Scan the records below for the word "Copy" and give only the number of lines that hold it.

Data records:
start

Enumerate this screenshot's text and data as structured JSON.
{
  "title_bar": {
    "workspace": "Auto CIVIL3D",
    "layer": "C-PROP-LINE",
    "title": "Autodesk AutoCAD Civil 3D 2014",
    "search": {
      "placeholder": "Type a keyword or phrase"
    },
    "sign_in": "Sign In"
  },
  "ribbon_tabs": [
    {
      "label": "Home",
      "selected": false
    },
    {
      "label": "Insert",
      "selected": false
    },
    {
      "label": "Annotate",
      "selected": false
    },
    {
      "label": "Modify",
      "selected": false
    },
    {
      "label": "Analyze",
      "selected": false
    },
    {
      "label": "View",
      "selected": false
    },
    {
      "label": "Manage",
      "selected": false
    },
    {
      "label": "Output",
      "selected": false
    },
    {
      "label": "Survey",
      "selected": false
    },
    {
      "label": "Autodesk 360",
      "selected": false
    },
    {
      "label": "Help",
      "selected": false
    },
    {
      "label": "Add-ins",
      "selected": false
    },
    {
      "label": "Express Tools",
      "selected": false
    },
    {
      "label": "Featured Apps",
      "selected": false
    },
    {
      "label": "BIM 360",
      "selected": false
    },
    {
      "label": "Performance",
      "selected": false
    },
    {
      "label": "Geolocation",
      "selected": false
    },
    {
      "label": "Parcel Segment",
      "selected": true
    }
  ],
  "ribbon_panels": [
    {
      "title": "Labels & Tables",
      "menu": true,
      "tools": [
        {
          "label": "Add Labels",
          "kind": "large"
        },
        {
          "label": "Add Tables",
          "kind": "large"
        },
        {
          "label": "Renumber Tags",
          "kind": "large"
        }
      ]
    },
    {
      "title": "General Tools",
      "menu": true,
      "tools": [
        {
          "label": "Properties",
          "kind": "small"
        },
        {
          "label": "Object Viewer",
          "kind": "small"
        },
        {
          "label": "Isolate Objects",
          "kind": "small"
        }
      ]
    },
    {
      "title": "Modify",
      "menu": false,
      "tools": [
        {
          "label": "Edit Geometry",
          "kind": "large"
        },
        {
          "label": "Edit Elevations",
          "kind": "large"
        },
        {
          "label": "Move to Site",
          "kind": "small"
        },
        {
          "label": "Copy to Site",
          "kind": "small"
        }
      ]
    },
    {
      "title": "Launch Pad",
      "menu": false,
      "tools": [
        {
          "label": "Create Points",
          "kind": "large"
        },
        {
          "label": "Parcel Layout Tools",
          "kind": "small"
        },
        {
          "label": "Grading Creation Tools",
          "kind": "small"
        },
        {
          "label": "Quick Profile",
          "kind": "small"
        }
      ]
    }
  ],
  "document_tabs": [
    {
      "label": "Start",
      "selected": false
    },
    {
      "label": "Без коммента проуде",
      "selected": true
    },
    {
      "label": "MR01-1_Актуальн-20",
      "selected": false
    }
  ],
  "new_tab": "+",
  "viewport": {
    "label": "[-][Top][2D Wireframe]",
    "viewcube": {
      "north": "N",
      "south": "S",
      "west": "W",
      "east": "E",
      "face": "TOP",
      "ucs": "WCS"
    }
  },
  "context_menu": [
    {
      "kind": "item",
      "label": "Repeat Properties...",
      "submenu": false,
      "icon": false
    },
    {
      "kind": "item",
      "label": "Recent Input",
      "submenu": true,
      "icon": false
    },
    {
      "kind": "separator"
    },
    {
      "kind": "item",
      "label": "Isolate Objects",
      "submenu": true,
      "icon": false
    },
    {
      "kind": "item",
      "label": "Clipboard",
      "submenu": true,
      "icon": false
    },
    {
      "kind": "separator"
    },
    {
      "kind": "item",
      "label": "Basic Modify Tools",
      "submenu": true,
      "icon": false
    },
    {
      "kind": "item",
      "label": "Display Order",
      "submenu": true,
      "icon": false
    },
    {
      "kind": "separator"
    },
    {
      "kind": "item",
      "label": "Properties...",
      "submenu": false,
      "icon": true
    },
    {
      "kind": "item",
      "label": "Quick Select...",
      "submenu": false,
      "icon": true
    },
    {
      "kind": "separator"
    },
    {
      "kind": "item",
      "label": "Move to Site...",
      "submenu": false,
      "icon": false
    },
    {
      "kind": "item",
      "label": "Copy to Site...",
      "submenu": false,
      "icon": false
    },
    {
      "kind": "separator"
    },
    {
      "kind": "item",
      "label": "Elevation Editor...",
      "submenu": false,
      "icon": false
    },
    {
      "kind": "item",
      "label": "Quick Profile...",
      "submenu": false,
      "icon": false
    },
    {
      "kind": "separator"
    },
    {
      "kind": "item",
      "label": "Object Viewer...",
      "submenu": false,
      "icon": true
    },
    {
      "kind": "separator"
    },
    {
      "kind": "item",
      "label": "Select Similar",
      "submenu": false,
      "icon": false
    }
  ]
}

end

### The output:
2